Required task
Check each line for the word "what" and report how many have it. Give nothing else.

============================================================

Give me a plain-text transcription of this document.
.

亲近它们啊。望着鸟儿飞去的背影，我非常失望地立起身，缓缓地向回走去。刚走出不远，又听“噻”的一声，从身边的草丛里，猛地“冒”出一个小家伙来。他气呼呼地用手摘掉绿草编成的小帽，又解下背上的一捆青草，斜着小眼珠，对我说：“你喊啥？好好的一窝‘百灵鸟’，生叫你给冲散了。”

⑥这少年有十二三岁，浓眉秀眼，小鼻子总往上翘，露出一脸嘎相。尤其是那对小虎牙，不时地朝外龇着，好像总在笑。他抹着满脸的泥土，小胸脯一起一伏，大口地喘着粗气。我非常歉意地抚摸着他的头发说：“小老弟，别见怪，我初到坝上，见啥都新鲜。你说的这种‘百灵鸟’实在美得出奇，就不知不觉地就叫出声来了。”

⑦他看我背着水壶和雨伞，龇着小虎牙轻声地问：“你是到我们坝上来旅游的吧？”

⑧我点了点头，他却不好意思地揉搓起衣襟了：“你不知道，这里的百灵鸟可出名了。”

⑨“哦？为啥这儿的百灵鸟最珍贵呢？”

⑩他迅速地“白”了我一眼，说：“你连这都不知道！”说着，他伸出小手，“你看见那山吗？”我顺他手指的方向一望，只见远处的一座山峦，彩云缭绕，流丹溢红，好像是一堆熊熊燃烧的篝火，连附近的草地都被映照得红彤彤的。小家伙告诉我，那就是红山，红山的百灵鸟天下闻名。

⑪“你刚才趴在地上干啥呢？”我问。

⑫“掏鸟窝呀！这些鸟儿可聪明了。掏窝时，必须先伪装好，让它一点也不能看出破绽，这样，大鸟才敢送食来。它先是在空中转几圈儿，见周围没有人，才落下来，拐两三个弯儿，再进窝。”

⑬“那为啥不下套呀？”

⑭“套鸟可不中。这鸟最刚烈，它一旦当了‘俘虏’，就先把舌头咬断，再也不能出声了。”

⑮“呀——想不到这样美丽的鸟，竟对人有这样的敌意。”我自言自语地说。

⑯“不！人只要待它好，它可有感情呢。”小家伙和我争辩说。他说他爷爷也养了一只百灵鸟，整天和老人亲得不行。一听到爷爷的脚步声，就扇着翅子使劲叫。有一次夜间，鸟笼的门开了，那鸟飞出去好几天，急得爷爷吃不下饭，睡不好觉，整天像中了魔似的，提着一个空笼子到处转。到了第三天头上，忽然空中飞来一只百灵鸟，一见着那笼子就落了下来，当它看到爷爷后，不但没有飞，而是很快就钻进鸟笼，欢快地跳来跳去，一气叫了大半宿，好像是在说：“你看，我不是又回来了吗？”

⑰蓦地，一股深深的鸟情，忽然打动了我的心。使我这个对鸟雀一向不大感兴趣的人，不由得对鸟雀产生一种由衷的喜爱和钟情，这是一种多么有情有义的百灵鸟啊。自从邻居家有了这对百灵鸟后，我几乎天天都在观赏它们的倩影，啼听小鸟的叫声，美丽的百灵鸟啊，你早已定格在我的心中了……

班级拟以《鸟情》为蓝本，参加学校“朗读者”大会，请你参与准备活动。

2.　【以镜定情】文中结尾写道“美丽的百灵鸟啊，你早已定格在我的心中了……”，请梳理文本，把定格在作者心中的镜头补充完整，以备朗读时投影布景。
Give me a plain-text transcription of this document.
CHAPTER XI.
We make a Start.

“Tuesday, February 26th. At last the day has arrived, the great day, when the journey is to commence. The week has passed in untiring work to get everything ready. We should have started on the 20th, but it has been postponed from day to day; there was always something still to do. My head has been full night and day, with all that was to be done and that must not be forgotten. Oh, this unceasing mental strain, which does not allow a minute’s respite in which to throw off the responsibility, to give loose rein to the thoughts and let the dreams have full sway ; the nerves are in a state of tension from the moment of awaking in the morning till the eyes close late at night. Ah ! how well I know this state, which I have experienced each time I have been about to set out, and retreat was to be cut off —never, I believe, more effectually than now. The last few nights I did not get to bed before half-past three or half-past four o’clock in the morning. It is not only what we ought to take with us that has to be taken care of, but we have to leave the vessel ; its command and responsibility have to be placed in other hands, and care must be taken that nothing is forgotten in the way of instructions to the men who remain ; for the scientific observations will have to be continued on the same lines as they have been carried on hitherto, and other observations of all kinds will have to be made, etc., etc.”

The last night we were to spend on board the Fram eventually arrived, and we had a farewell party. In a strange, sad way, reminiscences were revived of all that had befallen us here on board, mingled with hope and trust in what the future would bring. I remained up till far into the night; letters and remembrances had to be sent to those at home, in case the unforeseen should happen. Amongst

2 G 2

============================================================

Response
2